### [Exercise details]
Gather up every line from the entries below that uses the word "Templo".

### [Stored records]

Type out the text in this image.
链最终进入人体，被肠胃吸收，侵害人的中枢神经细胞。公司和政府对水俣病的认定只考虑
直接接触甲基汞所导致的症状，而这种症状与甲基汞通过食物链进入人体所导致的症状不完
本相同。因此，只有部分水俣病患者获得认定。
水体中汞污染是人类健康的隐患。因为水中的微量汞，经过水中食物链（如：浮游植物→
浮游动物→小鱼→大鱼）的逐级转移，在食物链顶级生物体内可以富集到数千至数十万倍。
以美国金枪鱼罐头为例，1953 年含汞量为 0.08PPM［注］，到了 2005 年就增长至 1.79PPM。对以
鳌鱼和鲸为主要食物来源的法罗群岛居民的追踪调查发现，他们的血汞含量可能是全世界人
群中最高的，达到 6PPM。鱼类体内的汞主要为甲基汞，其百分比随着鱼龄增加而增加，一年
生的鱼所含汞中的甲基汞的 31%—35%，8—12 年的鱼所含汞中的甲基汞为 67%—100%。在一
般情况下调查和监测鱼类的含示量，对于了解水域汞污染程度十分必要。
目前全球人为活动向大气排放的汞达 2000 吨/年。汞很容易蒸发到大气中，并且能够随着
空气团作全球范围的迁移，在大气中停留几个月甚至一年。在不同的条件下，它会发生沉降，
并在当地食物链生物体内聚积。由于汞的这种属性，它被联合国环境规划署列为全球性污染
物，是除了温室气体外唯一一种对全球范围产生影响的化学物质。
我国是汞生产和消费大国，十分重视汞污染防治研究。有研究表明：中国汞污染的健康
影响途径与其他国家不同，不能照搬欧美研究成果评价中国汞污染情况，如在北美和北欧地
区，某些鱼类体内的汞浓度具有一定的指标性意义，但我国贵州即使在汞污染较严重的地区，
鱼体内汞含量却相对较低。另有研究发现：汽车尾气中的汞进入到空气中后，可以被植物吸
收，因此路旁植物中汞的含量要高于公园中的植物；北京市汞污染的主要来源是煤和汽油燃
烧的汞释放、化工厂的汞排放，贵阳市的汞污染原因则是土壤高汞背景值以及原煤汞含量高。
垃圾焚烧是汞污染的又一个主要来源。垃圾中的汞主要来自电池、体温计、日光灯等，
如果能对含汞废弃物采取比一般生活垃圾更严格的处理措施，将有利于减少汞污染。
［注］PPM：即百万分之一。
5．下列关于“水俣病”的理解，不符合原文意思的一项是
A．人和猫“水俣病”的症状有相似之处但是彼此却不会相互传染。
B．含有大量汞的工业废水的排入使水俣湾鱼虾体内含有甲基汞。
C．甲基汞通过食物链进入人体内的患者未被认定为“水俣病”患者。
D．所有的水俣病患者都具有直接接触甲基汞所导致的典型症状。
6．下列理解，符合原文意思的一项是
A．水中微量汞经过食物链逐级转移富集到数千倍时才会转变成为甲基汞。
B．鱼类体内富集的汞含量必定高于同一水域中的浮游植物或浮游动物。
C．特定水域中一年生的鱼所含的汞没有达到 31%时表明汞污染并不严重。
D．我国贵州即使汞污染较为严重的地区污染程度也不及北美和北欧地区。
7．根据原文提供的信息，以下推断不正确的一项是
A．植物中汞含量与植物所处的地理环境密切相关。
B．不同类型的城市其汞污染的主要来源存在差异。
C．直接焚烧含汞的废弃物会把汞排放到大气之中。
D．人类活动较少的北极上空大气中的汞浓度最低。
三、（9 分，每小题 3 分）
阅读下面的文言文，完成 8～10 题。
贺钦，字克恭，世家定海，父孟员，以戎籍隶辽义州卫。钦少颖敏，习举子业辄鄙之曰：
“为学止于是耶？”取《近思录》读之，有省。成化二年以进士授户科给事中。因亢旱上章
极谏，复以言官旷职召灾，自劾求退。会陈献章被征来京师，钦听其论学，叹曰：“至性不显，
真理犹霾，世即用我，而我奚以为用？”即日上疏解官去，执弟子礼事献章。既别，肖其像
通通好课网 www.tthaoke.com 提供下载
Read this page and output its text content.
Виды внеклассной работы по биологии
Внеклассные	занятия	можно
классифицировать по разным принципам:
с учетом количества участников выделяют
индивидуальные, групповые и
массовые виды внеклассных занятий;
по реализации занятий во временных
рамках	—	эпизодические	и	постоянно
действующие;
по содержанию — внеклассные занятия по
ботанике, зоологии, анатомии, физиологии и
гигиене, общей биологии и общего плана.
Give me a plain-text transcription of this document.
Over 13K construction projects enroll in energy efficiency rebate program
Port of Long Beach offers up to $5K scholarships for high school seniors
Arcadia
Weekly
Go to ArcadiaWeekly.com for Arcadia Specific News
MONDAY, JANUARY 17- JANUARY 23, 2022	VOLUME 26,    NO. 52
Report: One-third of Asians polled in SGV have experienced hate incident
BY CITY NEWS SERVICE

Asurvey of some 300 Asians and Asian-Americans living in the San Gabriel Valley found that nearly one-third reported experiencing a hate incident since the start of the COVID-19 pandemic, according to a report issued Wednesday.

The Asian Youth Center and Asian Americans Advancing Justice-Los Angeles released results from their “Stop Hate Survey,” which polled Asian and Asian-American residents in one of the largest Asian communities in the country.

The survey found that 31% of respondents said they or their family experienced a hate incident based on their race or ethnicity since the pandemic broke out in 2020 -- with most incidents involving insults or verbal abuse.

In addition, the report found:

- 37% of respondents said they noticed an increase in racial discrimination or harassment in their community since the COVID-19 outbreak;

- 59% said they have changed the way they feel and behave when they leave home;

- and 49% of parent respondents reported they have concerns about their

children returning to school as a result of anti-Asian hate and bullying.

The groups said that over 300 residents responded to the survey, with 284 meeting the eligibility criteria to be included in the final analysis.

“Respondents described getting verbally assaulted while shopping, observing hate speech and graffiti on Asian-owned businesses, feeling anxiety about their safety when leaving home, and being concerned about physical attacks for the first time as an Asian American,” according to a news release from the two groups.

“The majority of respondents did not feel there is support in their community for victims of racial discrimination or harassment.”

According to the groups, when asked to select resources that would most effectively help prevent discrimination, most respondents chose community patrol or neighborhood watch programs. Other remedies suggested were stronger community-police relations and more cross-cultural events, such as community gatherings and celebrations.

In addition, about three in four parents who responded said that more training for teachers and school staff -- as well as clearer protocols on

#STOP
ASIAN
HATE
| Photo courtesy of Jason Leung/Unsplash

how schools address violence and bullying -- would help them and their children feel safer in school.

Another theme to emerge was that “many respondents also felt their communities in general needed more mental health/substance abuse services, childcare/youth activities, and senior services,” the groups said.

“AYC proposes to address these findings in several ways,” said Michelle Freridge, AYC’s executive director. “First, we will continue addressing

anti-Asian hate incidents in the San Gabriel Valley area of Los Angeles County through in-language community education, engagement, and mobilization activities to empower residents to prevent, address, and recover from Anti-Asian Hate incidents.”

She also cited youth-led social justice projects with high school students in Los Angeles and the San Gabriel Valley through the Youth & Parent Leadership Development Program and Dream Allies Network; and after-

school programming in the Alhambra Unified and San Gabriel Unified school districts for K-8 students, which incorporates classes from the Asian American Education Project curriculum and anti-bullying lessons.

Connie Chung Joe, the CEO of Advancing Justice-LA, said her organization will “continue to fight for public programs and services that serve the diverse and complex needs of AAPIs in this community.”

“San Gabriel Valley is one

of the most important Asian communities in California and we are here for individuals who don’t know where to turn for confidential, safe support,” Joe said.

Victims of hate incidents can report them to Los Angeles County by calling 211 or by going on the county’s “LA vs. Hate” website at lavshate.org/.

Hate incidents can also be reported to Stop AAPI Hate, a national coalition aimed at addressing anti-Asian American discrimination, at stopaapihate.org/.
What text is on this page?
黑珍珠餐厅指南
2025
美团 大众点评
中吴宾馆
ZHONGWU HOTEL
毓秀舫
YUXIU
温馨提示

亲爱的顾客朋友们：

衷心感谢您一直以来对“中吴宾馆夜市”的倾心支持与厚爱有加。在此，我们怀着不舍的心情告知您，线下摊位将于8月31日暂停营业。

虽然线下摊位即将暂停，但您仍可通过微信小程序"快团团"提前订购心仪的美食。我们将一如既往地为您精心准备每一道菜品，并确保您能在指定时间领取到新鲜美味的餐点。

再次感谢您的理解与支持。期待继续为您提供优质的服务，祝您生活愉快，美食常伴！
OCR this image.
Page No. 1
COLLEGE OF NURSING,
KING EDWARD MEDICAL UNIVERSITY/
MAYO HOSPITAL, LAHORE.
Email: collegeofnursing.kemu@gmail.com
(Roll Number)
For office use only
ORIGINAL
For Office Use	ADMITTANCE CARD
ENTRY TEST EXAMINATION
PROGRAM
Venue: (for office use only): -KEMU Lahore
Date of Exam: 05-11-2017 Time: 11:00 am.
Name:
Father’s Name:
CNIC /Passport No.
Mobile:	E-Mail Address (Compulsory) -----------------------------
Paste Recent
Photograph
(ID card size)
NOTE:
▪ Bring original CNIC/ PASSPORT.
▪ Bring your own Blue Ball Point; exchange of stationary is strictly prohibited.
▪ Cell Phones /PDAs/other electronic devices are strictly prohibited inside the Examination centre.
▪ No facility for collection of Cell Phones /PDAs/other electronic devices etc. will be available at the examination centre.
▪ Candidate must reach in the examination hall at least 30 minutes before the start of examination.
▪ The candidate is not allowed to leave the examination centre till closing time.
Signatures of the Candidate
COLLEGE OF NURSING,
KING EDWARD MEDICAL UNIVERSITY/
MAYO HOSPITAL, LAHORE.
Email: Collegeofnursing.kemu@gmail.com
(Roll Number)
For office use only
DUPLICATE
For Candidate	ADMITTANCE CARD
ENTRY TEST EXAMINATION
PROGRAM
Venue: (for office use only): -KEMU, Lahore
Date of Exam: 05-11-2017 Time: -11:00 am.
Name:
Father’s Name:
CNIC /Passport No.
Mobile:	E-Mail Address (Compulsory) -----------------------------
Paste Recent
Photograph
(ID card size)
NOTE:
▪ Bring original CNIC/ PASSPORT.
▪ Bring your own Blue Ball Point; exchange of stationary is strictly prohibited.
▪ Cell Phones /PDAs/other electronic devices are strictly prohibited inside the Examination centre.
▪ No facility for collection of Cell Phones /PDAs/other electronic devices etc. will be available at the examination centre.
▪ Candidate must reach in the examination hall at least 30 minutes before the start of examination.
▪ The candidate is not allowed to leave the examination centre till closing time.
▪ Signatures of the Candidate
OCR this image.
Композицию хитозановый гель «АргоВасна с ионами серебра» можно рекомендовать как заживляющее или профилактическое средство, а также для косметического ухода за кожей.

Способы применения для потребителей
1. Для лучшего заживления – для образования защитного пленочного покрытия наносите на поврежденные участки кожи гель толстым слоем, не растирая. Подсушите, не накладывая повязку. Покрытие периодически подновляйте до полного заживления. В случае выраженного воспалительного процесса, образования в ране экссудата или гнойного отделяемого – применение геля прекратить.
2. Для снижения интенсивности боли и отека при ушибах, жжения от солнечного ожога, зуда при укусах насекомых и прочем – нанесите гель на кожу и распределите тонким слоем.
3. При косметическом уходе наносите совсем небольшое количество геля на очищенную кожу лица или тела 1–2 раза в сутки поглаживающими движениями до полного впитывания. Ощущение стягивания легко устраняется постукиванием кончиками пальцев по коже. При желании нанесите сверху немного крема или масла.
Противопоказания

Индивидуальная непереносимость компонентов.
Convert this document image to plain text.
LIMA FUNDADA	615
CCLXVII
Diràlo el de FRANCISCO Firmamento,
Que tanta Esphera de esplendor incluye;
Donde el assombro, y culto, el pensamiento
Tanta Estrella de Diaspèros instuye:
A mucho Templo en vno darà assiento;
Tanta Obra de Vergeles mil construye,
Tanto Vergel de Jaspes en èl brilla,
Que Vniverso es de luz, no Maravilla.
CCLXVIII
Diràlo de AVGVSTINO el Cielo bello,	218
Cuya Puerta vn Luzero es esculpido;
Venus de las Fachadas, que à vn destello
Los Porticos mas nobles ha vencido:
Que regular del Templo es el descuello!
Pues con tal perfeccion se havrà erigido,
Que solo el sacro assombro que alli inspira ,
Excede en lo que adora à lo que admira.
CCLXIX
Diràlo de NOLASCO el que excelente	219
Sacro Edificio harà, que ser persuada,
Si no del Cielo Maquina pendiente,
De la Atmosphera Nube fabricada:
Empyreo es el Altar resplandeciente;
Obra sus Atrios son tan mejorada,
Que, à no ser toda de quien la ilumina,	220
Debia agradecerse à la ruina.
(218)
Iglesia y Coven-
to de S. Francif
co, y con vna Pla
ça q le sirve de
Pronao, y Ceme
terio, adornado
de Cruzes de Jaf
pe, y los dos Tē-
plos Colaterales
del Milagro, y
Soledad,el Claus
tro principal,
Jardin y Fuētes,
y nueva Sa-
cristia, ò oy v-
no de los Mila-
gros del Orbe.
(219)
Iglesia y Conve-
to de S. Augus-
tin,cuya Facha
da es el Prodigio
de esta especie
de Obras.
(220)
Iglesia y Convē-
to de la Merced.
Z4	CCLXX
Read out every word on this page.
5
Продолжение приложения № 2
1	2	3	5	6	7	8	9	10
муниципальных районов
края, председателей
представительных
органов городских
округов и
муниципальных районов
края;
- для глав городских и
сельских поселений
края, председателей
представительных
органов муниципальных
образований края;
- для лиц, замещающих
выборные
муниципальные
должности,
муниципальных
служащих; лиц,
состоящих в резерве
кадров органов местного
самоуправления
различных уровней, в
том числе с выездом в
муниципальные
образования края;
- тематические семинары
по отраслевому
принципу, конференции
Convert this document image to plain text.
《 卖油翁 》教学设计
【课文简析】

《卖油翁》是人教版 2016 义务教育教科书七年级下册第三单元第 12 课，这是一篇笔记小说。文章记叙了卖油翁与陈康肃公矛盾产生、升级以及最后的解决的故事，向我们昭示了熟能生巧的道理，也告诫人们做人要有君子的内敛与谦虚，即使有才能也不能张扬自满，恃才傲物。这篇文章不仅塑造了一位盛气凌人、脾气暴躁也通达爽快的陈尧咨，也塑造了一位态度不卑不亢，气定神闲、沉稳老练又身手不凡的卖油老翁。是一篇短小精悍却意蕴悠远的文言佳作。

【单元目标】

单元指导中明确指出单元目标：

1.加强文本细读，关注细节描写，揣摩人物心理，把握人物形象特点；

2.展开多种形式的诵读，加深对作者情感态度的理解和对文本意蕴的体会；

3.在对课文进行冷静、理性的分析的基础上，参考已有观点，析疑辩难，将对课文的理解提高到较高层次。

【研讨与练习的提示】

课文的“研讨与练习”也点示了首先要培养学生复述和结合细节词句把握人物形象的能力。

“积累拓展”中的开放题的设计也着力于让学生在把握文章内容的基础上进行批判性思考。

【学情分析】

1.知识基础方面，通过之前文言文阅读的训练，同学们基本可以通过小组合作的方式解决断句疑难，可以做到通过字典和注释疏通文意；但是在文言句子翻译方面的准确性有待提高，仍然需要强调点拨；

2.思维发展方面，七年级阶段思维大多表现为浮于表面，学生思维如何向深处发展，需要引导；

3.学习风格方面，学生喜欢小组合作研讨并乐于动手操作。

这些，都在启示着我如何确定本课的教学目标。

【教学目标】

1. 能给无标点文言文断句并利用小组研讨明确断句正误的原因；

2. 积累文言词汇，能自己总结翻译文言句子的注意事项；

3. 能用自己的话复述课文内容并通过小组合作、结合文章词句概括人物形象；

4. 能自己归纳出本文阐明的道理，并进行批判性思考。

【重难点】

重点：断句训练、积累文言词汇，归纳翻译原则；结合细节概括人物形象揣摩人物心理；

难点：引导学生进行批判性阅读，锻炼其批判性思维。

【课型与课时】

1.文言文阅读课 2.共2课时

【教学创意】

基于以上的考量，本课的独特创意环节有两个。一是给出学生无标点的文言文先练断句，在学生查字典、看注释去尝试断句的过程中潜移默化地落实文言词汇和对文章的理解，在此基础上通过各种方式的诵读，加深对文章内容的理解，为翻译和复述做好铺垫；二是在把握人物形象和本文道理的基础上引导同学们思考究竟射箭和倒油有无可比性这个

### [Exercise response]
A mucho Templo en vno darà assiento;
Que regular del Templo es el descuello!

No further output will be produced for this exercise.